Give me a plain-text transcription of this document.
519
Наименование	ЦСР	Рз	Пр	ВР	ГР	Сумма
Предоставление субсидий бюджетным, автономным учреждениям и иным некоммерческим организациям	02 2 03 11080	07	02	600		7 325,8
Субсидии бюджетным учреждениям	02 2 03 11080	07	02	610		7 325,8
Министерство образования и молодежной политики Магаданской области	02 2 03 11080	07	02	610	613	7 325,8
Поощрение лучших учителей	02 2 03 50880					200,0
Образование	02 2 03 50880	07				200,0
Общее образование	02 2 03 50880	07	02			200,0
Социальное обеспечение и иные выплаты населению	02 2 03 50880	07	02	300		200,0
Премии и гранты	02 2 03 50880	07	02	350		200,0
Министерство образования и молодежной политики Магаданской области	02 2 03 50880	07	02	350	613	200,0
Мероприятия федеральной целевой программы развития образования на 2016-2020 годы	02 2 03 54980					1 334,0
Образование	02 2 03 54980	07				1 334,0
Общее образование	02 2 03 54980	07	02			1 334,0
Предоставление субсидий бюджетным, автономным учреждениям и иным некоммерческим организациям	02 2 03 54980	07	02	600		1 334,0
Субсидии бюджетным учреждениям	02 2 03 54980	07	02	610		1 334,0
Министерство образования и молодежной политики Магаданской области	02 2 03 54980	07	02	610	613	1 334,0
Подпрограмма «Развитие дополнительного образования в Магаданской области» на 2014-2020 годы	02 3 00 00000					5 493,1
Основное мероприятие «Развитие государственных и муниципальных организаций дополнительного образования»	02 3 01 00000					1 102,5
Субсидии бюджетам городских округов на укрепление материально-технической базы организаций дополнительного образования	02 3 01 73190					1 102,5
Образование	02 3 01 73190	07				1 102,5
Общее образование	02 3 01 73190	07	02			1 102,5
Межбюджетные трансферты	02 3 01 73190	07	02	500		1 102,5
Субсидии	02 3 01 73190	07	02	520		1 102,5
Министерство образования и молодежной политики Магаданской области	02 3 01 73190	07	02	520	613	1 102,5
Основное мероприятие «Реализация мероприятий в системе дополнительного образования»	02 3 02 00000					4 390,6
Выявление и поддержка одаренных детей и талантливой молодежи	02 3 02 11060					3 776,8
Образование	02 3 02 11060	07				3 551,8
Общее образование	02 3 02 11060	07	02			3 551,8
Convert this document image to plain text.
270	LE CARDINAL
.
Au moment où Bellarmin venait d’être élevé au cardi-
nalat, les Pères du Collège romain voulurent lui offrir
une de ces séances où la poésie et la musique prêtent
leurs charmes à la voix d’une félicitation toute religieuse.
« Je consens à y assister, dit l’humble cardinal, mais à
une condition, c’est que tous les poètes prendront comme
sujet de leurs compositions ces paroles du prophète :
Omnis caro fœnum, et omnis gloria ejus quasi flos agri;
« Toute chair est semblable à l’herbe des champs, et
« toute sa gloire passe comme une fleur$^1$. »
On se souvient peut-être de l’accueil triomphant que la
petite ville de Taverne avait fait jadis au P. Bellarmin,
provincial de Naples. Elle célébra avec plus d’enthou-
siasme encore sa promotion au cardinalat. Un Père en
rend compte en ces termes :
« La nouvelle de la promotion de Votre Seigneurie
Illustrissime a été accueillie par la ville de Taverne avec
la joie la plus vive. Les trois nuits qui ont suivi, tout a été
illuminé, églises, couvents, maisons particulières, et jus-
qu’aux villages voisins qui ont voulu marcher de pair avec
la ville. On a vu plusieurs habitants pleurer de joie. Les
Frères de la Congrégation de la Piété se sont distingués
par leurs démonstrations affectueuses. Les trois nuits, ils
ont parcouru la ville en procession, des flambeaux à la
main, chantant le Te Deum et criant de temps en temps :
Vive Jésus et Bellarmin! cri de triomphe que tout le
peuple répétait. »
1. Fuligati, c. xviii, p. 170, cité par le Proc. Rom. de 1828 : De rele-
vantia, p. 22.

# # #

» **WORK TO DO**
Every line holding "молодежной" should be copied out.

» **WORKED ANSWER**
Министерство образования и молодежной политики Магаданской области	02 2 03 11080	07	02	610	613	7 325,8
Министерство образования и молодежной политики Магаданской области	02 2 03 50880	07	02	350	613	200,0
Министерство образования и молодежной политики Магаданской области	02 2 03 54980	07	02	610	613	1 334,0
Министерство образования и молодежной политики Магаданской области	02 3 01 73190	07	02	520	613	1 102,5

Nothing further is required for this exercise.